Record list:

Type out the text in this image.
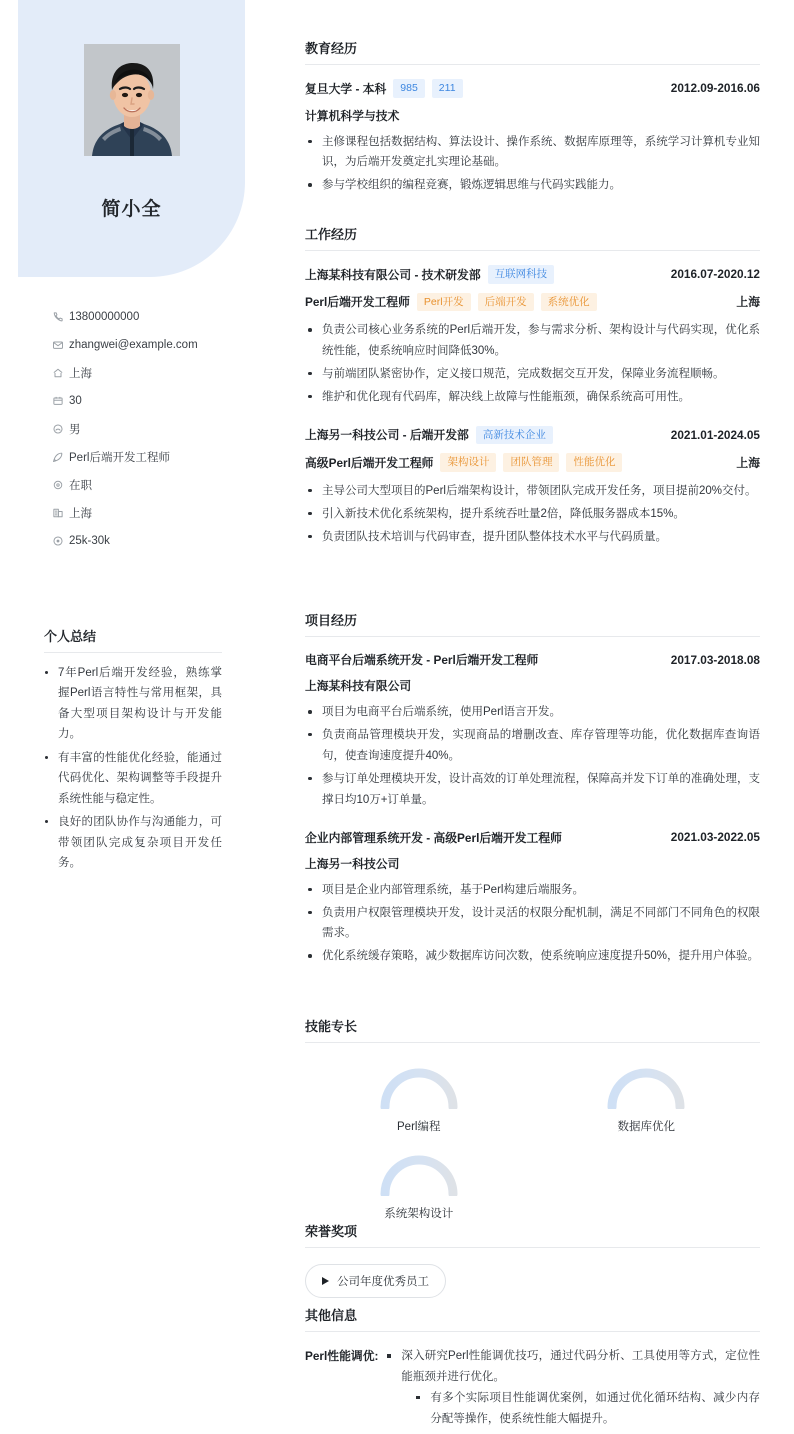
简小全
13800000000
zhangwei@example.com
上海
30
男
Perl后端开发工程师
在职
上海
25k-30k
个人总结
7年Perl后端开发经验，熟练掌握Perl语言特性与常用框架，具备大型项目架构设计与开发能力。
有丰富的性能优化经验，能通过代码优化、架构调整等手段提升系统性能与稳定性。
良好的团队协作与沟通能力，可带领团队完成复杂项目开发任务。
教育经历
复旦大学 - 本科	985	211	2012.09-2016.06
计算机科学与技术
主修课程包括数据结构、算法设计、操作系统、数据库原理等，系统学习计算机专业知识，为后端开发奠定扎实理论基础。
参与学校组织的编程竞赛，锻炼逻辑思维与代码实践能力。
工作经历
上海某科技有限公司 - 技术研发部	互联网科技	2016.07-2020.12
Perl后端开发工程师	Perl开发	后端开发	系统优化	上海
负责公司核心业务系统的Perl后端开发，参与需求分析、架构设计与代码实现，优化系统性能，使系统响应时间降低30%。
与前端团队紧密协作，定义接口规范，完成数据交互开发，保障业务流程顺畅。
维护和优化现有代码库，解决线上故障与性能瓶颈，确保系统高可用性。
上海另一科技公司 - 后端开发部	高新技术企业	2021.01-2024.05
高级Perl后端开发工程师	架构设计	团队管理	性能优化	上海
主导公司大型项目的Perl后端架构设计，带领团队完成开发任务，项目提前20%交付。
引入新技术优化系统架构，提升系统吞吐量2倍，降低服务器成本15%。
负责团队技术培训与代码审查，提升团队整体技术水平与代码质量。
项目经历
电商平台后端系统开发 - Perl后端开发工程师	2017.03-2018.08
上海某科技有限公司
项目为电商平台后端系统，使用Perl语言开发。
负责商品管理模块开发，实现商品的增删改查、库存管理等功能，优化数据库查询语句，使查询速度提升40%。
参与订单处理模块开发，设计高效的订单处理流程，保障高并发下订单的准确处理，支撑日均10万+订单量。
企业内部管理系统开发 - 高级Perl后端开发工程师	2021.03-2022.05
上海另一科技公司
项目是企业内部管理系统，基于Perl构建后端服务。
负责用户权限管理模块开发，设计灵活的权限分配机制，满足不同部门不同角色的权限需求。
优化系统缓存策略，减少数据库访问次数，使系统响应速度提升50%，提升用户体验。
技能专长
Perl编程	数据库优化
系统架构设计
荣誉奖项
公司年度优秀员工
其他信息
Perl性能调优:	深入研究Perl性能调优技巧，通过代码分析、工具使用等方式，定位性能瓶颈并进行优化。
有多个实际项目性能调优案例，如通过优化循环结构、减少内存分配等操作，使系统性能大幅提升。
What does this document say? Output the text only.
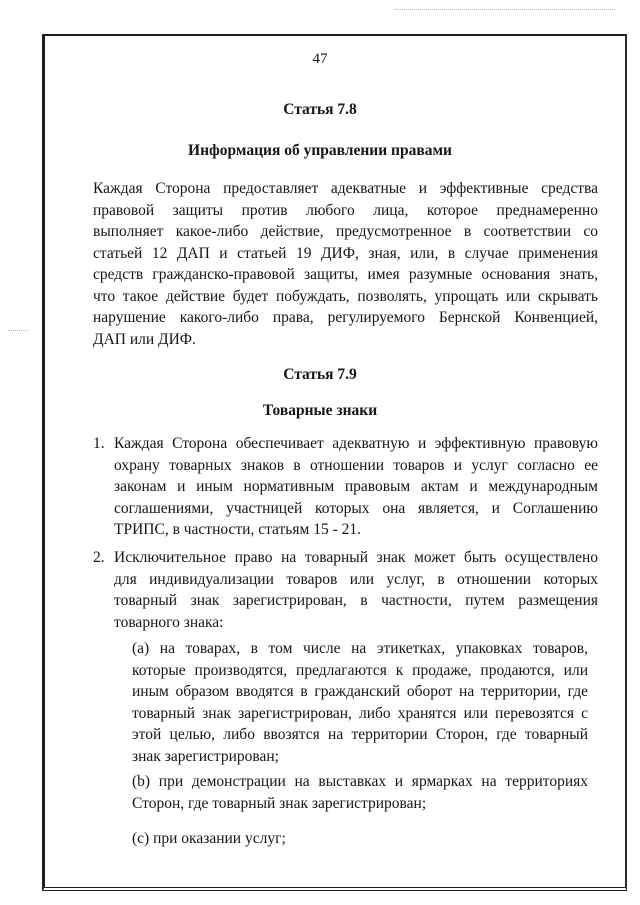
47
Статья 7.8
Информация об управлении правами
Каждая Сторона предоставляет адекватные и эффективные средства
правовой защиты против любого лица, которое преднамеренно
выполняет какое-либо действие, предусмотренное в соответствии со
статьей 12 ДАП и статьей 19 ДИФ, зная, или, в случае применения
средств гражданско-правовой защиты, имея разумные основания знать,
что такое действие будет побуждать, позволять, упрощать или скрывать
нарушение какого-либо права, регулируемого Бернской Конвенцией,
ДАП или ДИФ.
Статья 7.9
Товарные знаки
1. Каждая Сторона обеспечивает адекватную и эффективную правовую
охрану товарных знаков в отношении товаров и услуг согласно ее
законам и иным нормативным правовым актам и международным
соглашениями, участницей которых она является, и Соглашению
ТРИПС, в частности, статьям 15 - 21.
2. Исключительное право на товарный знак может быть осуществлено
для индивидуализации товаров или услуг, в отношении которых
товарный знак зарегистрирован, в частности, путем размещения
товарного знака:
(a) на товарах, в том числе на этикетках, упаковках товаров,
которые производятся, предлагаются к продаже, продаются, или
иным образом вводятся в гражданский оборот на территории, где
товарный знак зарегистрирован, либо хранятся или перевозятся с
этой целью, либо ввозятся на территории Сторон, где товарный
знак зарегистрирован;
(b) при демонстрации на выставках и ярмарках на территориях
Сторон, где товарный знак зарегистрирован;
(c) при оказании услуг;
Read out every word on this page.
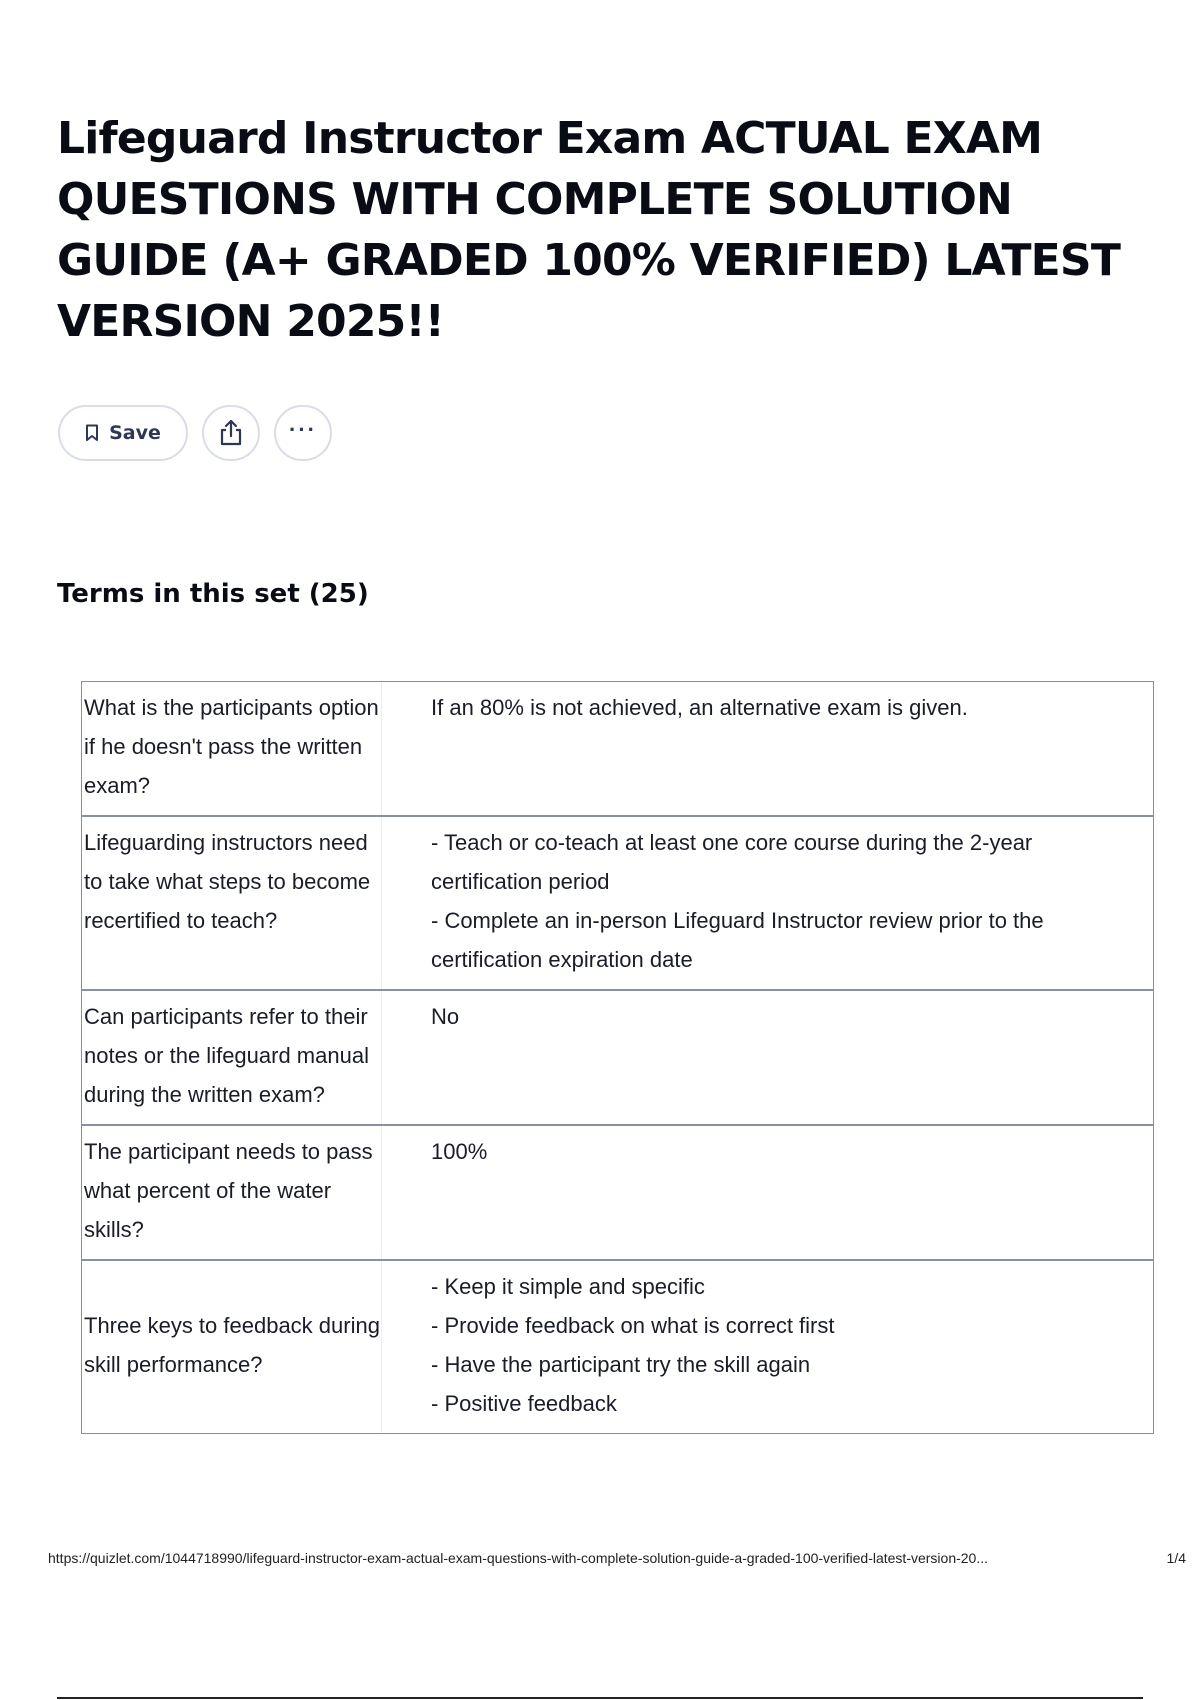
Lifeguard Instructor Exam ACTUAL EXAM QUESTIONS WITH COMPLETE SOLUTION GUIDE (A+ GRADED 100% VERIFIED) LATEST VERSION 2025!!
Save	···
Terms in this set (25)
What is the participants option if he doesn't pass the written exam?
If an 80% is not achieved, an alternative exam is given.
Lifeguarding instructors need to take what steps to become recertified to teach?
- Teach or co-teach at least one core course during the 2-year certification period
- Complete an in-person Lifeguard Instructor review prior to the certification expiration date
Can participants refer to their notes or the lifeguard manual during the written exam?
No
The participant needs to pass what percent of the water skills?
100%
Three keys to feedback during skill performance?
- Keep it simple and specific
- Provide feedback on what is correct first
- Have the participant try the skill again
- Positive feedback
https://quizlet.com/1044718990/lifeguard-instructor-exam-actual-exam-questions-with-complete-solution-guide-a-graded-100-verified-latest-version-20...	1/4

Work to do: Pictures in the records should not appear in your copy, but everything else must be transcribed exactly.

Correct output:
Type out the text in this image.
简小全
13800000000
zhangwei@example.com
上海
30
男
Perl后端开发工程师
在职
上海
25k-30k
个人总结
7年Perl后端开发经验，熟练掌握Perl语言特性与常用框架，具备大型项目架构设计与开发能力。
有丰富的性能优化经验，能通过代码优化、架构调整等手段提升系统性能与稳定性。
良好的团队协作与沟通能力，可带领团队完成复杂项目开发任务。
教育经历
复旦大学 - 本科	985	211	2012.09-2016.06
计算机科学与技术
主修课程包括数据结构、算法设计、操作系统、数据库原理等，系统学习计算机专业知识，为后端开发奠定扎实理论基础。
参与学校组织的编程竞赛，锻炼逻辑思维与代码实践能力。
工作经历
上海某科技有限公司 - 技术研发部	互联网科技	2016.07-2020.12
Perl后端开发工程师	Perl开发	后端开发	系统优化	上海
负责公司核心业务系统的Perl后端开发，参与需求分析、架构设计与代码实现，优化系统性能，使系统响应时间降低30%。
与前端团队紧密协作，定义接口规范，完成数据交互开发，保障业务流程顺畅。
维护和优化现有代码库，解决线上故障与性能瓶颈，确保系统高可用性。
上海另一科技公司 - 后端开发部	高新技术企业	2021.01-2024.05
高级Perl后端开发工程师	架构设计	团队管理	性能优化	上海
主导公司大型项目的Perl后端架构设计，带领团队完成开发任务，项目提前20%交付。
引入新技术优化系统架构，提升系统吞吐量2倍，降低服务器成本15%。
负责团队技术培训与代码审查，提升团队整体技术水平与代码质量。
项目经历
电商平台后端系统开发 - Perl后端开发工程师	2017.03-2018.08
上海某科技有限公司
项目为电商平台后端系统，使用Perl语言开发。
负责商品管理模块开发，实现商品的增删改查、库存管理等功能，优化数据库查询语句，使查询速度提升40%。
参与订单处理模块开发，设计高效的订单处理流程，保障高并发下订单的准确处理，支撑日均10万+订单量。
企业内部管理系统开发 - 高级Perl后端开发工程师	2021.03-2022.05
上海另一科技公司
项目是企业内部管理系统，基于Perl构建后端服务。
负责用户权限管理模块开发，设计灵活的权限分配机制，满足不同部门不同角色的权限需求。
优化系统缓存策略，减少数据库访问次数，使系统响应速度提升50%，提升用户体验。
技能专长
Perl编程	数据库优化
系统架构设计
荣誉奖项
公司年度优秀员工
其他信息
Perl性能调优:	深入研究Perl性能调优技巧，通过代码分析、工具使用等方式，定位性能瓶颈并进行优化。
有多个实际项目性能调优案例，如通过优化循环结构、减少内存分配等操作，使系统性能大幅提升。
What does this document say? Output the text only.
47
Статья 7.8
Информация об управлении правами
Каждая Сторона предоставляет адекватные и эффективные средства
правовой защиты против любого лица, которое преднамеренно
выполняет какое-либо действие, предусмотренное в соответствии со
статьей 12 ДАП и статьей 19 ДИФ, зная, или, в случае применения
средств гражданско-правовой защиты, имея разумные основания знать,
что такое действие будет побуждать, позволять, упрощать или скрывать
нарушение какого-либо права, регулируемого Бернской Конвенцией,
ДАП или ДИФ.
Статья 7.9
Товарные знаки
1. Каждая Сторона обеспечивает адекватную и эффективную правовую
охрану товарных знаков в отношении товаров и услуг согласно ее
законам и иным нормативным правовым актам и международным
соглашениями, участницей которых она является, и Соглашению
ТРИПС, в частности, статьям 15 - 21.
2. Исключительное право на товарный знак может быть осуществлено
для индивидуализации товаров или услуг, в отношении которых
товарный знак зарегистрирован, в частности, путем размещения
товарного знака:
(a) на товарах, в том числе на этикетках, упаковках товаров,
которые производятся, предлагаются к продаже, продаются, или
иным образом вводятся в гражданский оборот на территории, где
товарный знак зарегистрирован, либо хранятся или перевозятся с
этой целью, либо ввозятся на территории Сторон, где товарный
знак зарегистрирован;
(b) при демонстрации на выставках и ярмарках на территориях
Сторон, где товарный знак зарегистрирован;
(c) при оказании услуг;
Read out every word on this page.
Lifeguard Instructor Exam ACTUAL EXAM QUESTIONS WITH COMPLETE SOLUTION GUIDE (A+ GRADED 100% VERIFIED) LATEST VERSION 2025!!
Save	···
Terms in this set (25)
What is the participants option if he doesn't pass the written exam?
If an 80% is not achieved, an alternative exam is given.
Lifeguarding instructors need to take what steps to become recertified to teach?
- Teach or co-teach at least one core course during the 2-year certification period
- Complete an in-person Lifeguard Instructor review prior to the certification expiration date
Can participants refer to their notes or the lifeguard manual during the written exam?
No
The participant needs to pass what percent of the water skills?
100%
Three keys to feedback during skill performance?
- Keep it simple and specific
- Provide feedback on what is correct first
- Have the participant try the skill again
- Positive feedback
https://quizlet.com/1044718990/lifeguard-instructor-exam-actual-exam-questions-with-complete-solution-guide-a-graded-100-verified-latest-version-20...	1/4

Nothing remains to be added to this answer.